■ **WHAT IS ASKED**
Report the count of lines holding "湘阴县文星街道办事处" in the records, with no other words.

■ **ROWS**
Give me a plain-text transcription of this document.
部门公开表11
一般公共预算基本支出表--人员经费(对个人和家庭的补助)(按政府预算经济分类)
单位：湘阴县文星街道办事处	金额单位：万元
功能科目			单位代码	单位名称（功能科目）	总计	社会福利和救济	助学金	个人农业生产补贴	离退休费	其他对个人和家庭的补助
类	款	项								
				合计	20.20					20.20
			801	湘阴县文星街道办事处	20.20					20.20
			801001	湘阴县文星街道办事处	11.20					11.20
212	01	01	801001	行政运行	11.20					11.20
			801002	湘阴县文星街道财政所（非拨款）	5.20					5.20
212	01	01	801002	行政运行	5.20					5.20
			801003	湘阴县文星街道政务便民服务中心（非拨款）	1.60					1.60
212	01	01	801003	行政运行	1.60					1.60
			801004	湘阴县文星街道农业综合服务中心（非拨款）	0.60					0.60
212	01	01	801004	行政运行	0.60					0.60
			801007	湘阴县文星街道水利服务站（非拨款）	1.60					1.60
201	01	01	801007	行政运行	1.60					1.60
--
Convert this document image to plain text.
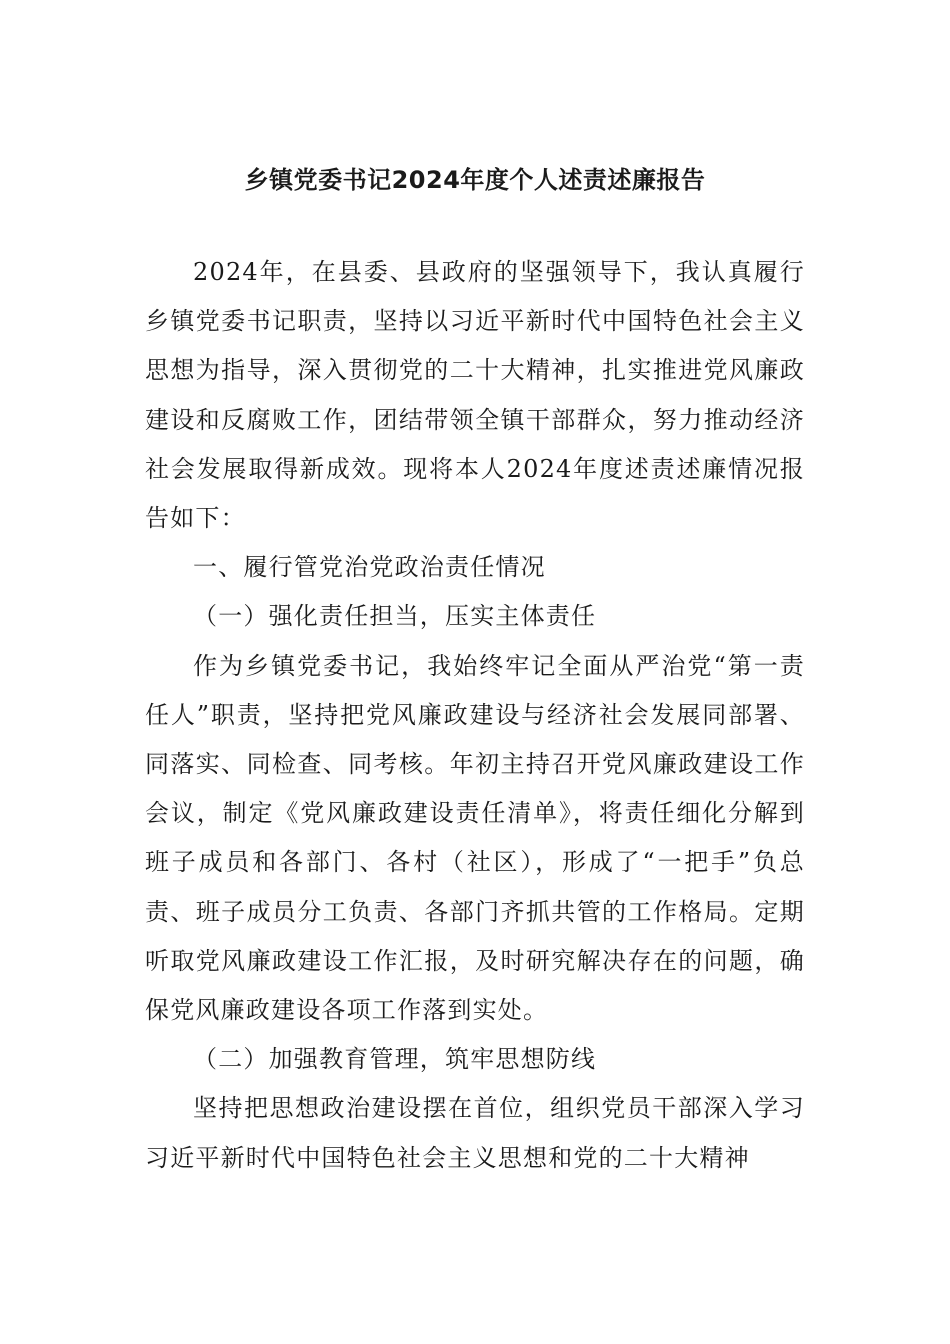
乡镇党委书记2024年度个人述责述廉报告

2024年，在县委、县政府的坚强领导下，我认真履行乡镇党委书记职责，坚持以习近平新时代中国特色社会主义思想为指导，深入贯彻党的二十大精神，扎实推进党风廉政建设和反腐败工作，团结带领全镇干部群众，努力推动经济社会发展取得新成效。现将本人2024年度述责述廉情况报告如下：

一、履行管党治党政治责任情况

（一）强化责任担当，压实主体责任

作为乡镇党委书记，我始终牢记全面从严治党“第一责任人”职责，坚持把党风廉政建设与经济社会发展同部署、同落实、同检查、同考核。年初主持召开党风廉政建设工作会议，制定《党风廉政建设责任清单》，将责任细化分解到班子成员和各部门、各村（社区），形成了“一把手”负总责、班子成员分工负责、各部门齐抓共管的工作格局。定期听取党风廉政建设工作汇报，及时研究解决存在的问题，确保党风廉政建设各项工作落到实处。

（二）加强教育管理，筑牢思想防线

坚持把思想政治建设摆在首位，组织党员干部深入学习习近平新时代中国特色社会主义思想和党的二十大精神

■ **OUTPUT OF THE EXERCISE**
3